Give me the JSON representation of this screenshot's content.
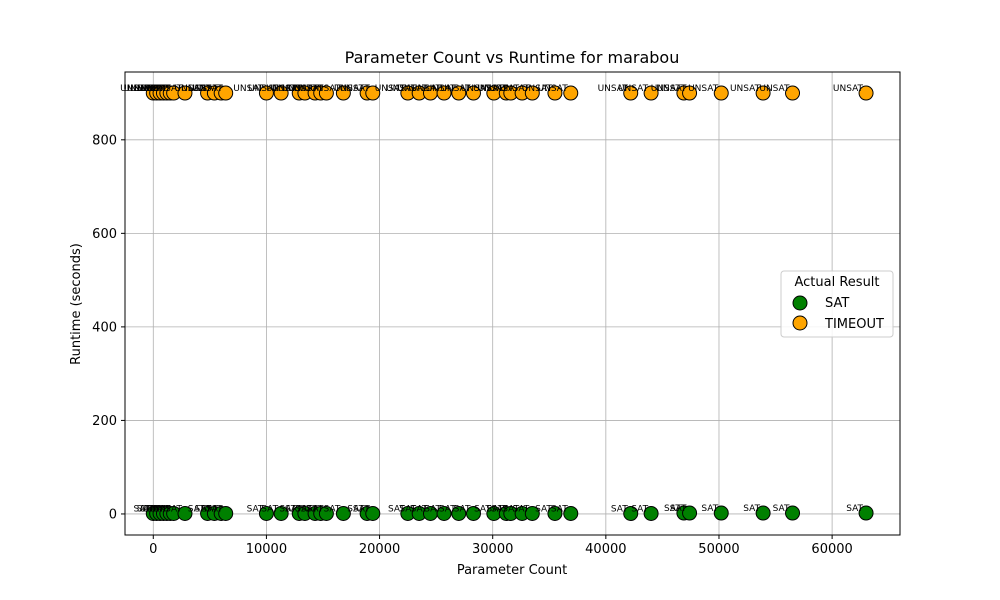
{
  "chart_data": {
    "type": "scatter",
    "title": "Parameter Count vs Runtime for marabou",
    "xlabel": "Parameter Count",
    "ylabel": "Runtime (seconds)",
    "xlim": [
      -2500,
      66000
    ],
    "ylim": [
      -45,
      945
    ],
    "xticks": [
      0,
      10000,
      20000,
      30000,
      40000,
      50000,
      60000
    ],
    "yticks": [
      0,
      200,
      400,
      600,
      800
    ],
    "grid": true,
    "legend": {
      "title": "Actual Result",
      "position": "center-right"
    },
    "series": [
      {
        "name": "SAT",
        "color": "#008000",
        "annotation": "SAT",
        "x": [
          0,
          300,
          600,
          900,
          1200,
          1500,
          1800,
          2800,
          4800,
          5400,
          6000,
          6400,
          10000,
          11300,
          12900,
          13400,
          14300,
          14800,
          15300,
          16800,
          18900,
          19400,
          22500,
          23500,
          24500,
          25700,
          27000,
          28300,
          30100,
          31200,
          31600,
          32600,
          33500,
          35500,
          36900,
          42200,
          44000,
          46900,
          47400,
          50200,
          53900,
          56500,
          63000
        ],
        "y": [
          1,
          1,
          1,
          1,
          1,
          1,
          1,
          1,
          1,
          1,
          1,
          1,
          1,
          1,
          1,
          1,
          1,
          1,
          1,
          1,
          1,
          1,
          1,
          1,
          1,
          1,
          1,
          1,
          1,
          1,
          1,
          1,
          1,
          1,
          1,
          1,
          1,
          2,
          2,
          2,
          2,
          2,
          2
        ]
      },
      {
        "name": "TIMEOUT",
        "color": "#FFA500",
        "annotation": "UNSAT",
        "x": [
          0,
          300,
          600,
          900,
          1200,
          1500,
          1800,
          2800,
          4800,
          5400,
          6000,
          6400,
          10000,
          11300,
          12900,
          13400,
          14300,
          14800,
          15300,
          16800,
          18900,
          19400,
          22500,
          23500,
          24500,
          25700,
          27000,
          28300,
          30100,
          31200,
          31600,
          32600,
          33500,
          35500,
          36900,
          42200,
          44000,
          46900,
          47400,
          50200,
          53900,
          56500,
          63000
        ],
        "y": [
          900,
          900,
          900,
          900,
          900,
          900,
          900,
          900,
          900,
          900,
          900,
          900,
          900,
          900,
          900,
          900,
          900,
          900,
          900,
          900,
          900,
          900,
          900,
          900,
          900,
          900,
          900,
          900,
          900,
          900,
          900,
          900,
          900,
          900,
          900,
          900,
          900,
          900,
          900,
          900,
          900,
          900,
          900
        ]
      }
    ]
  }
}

● ● ● ●

Work required → Give the number of lines that carry the word "title", with nothing added.

Correct result → 2